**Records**

··········

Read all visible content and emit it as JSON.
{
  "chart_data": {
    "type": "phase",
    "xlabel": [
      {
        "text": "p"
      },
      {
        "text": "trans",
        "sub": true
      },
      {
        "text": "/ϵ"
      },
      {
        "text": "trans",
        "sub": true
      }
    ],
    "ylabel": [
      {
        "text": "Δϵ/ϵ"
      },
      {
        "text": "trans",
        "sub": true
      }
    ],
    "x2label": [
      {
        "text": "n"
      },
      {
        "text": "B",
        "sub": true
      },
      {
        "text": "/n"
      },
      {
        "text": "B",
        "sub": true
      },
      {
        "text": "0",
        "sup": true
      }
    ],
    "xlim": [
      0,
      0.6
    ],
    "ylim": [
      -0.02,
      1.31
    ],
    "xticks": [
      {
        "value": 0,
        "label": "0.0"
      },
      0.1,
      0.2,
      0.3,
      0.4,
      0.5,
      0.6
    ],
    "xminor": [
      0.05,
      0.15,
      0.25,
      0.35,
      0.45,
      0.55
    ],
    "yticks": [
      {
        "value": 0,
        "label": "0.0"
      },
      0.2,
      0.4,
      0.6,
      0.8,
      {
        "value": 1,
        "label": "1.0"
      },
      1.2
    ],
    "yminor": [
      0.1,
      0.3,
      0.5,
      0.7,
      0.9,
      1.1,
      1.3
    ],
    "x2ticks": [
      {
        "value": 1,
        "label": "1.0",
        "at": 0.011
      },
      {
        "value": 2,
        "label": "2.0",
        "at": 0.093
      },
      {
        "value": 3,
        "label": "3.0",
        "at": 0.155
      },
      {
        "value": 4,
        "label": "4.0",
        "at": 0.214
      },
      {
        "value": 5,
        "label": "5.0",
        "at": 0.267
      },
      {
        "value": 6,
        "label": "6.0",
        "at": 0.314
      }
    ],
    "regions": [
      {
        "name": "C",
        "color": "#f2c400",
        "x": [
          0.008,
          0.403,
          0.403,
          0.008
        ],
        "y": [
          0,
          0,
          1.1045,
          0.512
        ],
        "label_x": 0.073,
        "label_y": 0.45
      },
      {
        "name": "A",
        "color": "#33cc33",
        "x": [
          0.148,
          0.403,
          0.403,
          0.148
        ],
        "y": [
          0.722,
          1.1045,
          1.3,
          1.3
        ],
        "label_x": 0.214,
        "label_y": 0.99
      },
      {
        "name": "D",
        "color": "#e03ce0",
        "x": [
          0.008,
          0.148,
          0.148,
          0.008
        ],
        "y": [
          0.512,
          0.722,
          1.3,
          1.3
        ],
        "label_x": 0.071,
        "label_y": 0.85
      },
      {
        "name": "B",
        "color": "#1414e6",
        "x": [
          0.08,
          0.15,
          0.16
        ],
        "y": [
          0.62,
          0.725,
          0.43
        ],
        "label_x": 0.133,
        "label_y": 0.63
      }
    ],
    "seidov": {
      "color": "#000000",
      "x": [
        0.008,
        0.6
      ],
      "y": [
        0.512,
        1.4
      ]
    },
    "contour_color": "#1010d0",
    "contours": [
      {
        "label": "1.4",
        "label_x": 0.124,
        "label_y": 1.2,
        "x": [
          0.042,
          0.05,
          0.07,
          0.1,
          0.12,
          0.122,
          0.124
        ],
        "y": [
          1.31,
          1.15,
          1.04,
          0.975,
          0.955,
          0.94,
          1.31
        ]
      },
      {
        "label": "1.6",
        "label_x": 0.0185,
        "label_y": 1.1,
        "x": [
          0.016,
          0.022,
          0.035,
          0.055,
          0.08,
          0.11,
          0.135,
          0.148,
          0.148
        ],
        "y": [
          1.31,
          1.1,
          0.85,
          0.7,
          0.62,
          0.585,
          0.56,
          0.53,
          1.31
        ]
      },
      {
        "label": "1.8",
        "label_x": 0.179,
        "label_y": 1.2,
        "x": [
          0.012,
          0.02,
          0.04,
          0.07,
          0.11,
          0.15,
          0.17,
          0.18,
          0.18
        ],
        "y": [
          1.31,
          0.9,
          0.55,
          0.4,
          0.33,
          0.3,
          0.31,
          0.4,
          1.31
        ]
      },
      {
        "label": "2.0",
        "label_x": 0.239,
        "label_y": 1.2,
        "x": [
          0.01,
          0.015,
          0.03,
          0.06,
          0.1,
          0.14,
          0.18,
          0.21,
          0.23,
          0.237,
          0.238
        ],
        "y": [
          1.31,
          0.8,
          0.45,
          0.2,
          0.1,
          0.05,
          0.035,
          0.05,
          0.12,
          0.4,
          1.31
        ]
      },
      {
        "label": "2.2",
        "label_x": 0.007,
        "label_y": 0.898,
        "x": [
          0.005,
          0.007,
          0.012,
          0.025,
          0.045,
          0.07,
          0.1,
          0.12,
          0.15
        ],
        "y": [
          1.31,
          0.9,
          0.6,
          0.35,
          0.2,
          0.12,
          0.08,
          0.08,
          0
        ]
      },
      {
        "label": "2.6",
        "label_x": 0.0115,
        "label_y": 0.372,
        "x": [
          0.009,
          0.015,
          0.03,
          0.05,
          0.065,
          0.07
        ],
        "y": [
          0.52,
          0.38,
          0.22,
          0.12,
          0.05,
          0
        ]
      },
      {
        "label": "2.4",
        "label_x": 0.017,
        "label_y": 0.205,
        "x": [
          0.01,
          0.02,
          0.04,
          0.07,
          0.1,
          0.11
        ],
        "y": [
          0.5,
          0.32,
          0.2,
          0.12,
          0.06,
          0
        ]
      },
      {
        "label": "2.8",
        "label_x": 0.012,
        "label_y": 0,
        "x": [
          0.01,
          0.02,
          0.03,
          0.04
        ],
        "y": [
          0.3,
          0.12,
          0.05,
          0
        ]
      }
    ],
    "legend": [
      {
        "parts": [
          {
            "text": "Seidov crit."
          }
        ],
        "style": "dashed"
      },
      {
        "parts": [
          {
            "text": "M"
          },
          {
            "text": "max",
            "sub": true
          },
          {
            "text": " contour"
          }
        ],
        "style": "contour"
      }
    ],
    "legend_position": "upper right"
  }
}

··········

**Your objective**
Take the data above and return it exactly.

**Task result**
Read all visible content and emit it as JSON.
{
  "chart_data": {
    "type": "phase",
    "xlabel": [
      {
        "text": "p"
      },
      {
        "text": "trans",
        "sub": true
      },
      {
        "text": "/ϵ"
      },
      {
        "text": "trans",
        "sub": true
      }
    ],
    "ylabel": [
      {
        "text": "Δϵ/ϵ"
      },
      {
        "text": "trans",
        "sub": true
      }
    ],
    "x2label": [
      {
        "text": "n"
      },
      {
        "text": "B",
        "sub": true
      },
      {
        "text": "/n"
      },
      {
        "text": "B",
        "sub": true
      },
      {
        "text": "0",
        "sup": true
      }
    ],
    "xlim": [
      0,
      0.6
    ],
    "ylim": [
      -0.02,
      1.31
    ],
    "xticks": [
      {
        "value": 0,
        "label": "0.0"
      },
      0.1,
      0.2,
      0.3,
      0.4,
      0.5,
      0.6
    ],
    "xminor": [
      0.05,
      0.15,
      0.25,
      0.35,
      0.45,
      0.55
    ],
    "yticks": [
      {
        "value": 0,
        "label": "0.0"
      },
      0.2,
      0.4,
      0.6,
      0.8,
      {
        "value": 1,
        "label": "1.0"
      },
      1.2
    ],
    "yminor": [
      0.1,
      0.3,
      0.5,
      0.7,
      0.9,
      1.1,
      1.3
    ],
    "x2ticks": [
      {
        "value": 1,
        "label": "1.0",
        "at": 0.011
      },
      {
        "value": 2,
        "label": "2.0",
        "at": 0.093
      },
      {
        "value": 3,
        "label": "3.0",
        "at": 0.155
      },
      {
        "value": 4,
        "label": "4.0",
        "at": 0.214
      },
      {
        "value": 5,
        "label": "5.0",
        "at": 0.267
      },
      {
        "value": 6,
        "label": "6.0",
        "at": 0.314
      }
    ],
    "regions": [
      {
        "name": "C",
        "color": "#f2c400",
        "x": [
          0.008,
          0.403,
          0.403,
          0.008
        ],
        "y": [
          0,
          0,
          1.1045,
          0.512
        ],
        "label_x": 0.073,
        "label_y": 0.45
      },
      {
        "name": "A",
        "color": "#33cc33",
        "x": [
          0.148,
          0.403,
          0.403,
          0.148
        ],
        "y": [
          0.722,
          1.1045,
          1.3,
          1.3
        ],
        "label_x": 0.214,
        "label_y": 0.99
      },
      {
        "name": "D",
        "color": "#e03ce0",
        "x": [
          0.008,
          0.148,
          0.148,
          0.008
        ],
        "y": [
          0.512,
          0.722,
          1.3,
          1.3
        ],
        "label_x": 0.071,
        "label_y": 0.85
      },
      {
        "name": "B",
        "color": "#1414e6",
        "x": [
          0.08,
          0.15,
          0.16
        ],
        "y": [
          0.62,
          0.725,
          0.43
        ],
        "label_x": 0.133,
        "label_y": 0.63
      }
    ],
    "seidov": {
      "color": "#000000",
      "x": [
        0.008,
        0.6
      ],
      "y": [
        0.512,
        1.4
      ]
    },
    "contour_color": "#1010d0",
    "contours": [
      {
        "label": "1.4",
        "label_x": 0.124,
        "label_y": 1.2,
        "x": [
          0.042,
          0.05,
          0.07,
          0.1,
          0.12,
          0.122,
          0.124
        ],
        "y": [
          1.31,
          1.15,
          1.04,
          0.975,
          0.955,
          0.94,
          1.31
        ]
      },
      {
        "label": "1.6",
        "label_x": 0.0185,
        "label_y": 1.1,
        "x": [
          0.016,
          0.022,
          0.035,
          0.055,
          0.08,
          0.11,
          0.135,
          0.148,
          0.148
        ],
        "y": [
          1.31,
          1.1,
          0.85,
          0.7,
          0.62,
          0.585,
          0.56,
          0.53,
          1.31
        ]
      },
      {
        "label": "1.8",
        "label_x": 0.179,
        "label_y": 1.2,
        "x": [
          0.012,
          0.02,
          0.04,
          0.07,
          0.11,
          0.15,
          0.17,
          0.18,
          0.18
        ],
        "y": [
          1.31,
          0.9,
          0.55,
          0.4,
          0.33,
          0.3,
          0.31,
          0.4,
          1.31
        ]
      },
      {
        "label": "2.0",
        "label_x": 0.239,
        "label_y": 1.2,
        "x": [
          0.01,
          0.015,
          0.03,
          0.06,
          0.1,
          0.14,
          0.18,
          0.21,
          0.23,
          0.237,
          0.238
        ],
        "y": [
          1.31,
          0.8,
          0.45,
          0.2,
          0.1,
          0.05,
          0.035,
          0.05,
          0.12,
          0.4,
          1.31
        ]
      },
      {
        "label": "2.2",
        "label_x": 0.007,
        "label_y": 0.898,
        "x": [
          0.005,
          0.007,
          0.012,
          0.025,
          0.045,
          0.07,
          0.1,
          0.12,
          0.15
        ],
        "y": [
          1.31,
          0.9,
          0.6,
          0.35,
          0.2,
          0.12,
          0.08,
          0.08,
          0
        ]
      },
      {
        "label": "2.6",
        "label_x": 0.0115,
        "label_y": 0.372,
        "x": [
          0.009,
          0.015,
          0.03,
          0.05,
          0.065,
          0.07
        ],
        "y": [
          0.52,
          0.38,
          0.22,
          0.12,
          0.05,
          0
        ]
      },
      {
        "label": "2.4",
        "label_x": 0.017,
        "label_y": 0.205,
        "x": [
          0.01,
          0.02,
          0.04,
          0.07,
          0.1,
          0.11
        ],
        "y": [
          0.5,
          0.32,
          0.2,
          0.12,
          0.06,
          0
        ]
      },
      {
        "label": "2.8",
        "label_x": 0.012,
        "label_y": 0,
        "x": [
          0.01,
          0.02,
          0.03,
          0.04
        ],
        "y": [
          0.3,
          0.12,
          0.05,
          0
        ]
      }
    ],
    "legend": [
      {
        "parts": [
          {
            "text": "Seidov crit."
          }
        ],
        "style": "dashed"
      },
      {
        "parts": [
          {
            "text": "M"
          },
          {
            "text": "max",
            "sub": true
          },
          {
            "text": " contour"
          }
        ],
        "style": "contour"
      }
    ],
    "legend_position": "upper right"
  }
}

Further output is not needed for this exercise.